» What is expected: Repeat the material verbatim and drop the pictures.

» Extracted data:
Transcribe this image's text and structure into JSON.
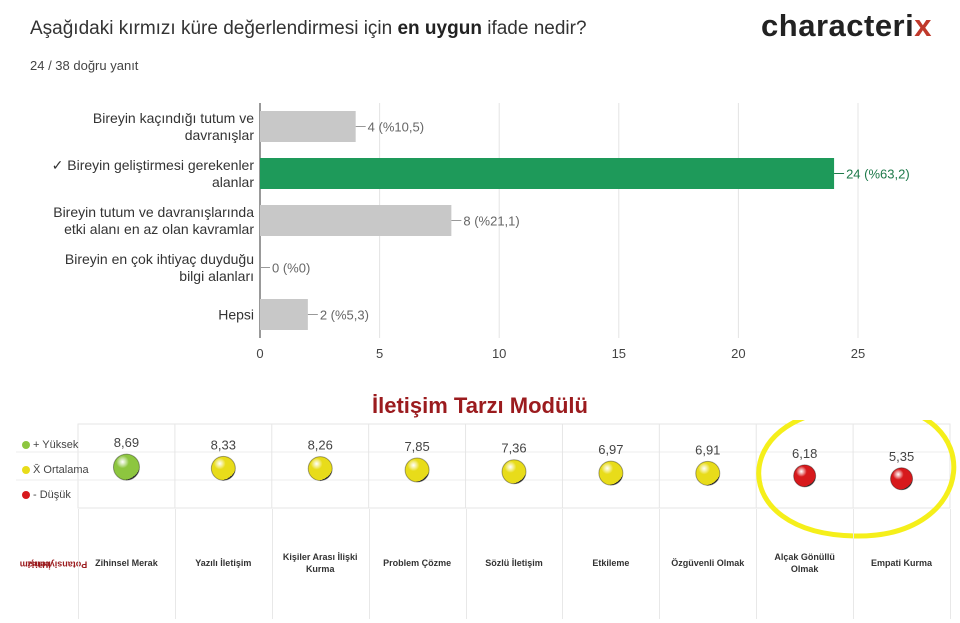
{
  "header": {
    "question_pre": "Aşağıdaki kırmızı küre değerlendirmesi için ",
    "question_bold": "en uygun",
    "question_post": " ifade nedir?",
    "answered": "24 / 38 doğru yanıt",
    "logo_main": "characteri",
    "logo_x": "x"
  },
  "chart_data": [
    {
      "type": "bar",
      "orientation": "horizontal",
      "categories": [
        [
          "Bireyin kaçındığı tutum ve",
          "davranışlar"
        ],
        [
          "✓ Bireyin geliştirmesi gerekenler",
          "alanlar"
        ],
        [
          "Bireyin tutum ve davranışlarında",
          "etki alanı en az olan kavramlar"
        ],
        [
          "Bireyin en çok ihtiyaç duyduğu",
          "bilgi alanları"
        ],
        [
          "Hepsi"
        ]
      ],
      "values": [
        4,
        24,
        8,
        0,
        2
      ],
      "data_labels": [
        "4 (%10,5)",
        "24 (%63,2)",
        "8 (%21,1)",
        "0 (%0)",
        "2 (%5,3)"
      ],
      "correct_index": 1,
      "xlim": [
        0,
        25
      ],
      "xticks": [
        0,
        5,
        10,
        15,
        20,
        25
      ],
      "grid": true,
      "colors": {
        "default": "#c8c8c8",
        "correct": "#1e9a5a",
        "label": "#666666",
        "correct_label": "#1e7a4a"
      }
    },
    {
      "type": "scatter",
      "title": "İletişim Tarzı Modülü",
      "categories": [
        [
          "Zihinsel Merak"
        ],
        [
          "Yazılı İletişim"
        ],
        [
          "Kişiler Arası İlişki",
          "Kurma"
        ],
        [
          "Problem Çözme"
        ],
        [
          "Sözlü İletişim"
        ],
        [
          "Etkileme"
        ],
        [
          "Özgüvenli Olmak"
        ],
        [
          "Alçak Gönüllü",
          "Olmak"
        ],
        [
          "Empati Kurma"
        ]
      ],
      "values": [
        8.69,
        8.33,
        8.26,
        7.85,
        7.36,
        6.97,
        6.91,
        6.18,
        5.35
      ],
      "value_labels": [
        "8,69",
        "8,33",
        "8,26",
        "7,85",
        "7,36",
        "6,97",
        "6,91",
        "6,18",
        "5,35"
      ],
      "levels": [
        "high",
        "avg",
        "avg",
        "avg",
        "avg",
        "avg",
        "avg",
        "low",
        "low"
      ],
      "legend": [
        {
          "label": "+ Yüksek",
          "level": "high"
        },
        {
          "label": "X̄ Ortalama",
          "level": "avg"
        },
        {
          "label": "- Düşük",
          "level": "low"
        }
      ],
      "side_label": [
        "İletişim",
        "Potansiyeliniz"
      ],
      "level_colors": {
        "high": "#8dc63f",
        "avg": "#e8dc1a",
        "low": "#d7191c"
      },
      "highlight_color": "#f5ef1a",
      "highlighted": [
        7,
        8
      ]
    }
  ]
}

» Exercise solution:
Transcribe this image's text and structure into JSON.
{
  "header": {
    "question_pre": "Aşağıdaki kırmızı küre değerlendirmesi için ",
    "question_bold": "en uygun",
    "question_post": " ifade nedir?",
    "answered": "24 / 38 doğru yanıt",
    "logo_main": "characteri",
    "logo_x": "x"
  },
  "chart_data": [
    {
      "type": "bar",
      "orientation": "horizontal",
      "categories": [
        [
          "Bireyin kaçındığı tutum ve",
          "davranışlar"
        ],
        [
          "✓ Bireyin geliştirmesi gerekenler",
          "alanlar"
        ],
        [
          "Bireyin tutum ve davranışlarında",
          "etki alanı en az olan kavramlar"
        ],
        [
          "Bireyin en çok ihtiyaç duyduğu",
          "bilgi alanları"
        ],
        [
          "Hepsi"
        ]
      ],
      "values": [
        4,
        24,
        8,
        0,
        2
      ],
      "data_labels": [
        "4 (%10,5)",
        "24 (%63,2)",
        "8 (%21,1)",
        "0 (%0)",
        "2 (%5,3)"
      ],
      "correct_index": 1,
      "xlim": [
        0,
        25
      ],
      "xticks": [
        0,
        5,
        10,
        15,
        20,
        25
      ],
      "grid": true,
      "colors": {
        "default": "#c8c8c8",
        "correct": "#1e9a5a",
        "label": "#666666",
        "correct_label": "#1e7a4a"
      }
    },
    {
      "type": "scatter",
      "title": "İletişim Tarzı Modülü",
      "categories": [
        [
          "Zihinsel Merak"
        ],
        [
          "Yazılı İletişim"
        ],
        [
          "Kişiler Arası İlişki",
          "Kurma"
        ],
        [
          "Problem Çözme"
        ],
        [
          "Sözlü İletişim"
        ],
        [
          "Etkileme"
        ],
        [
          "Özgüvenli Olmak"
        ],
        [
          "Alçak Gönüllü",
          "Olmak"
        ],
        [
          "Empati Kurma"
        ]
      ],
      "values": [
        8.69,
        8.33,
        8.26,
        7.85,
        7.36,
        6.97,
        6.91,
        6.18,
        5.35
      ],
      "value_labels": [
        "8,69",
        "8,33",
        "8,26",
        "7,85",
        "7,36",
        "6,97",
        "6,91",
        "6,18",
        "5,35"
      ],
      "levels": [
        "high",
        "avg",
        "avg",
        "avg",
        "avg",
        "avg",
        "avg",
        "low",
        "low"
      ],
      "legend": [
        {
          "label": "+ Yüksek",
          "level": "high"
        },
        {
          "label": "X̄ Ortalama",
          "level": "avg"
        },
        {
          "label": "- Düşük",
          "level": "low"
        }
      ],
      "side_label": [
        "İletişim",
        "Potansiyeliniz"
      ],
      "level_colors": {
        "high": "#8dc63f",
        "avg": "#e8dc1a",
        "low": "#d7191c"
      },
      "highlight_color": "#f5ef1a",
      "highlighted": [
        7,
        8
      ]
    }
  ]
}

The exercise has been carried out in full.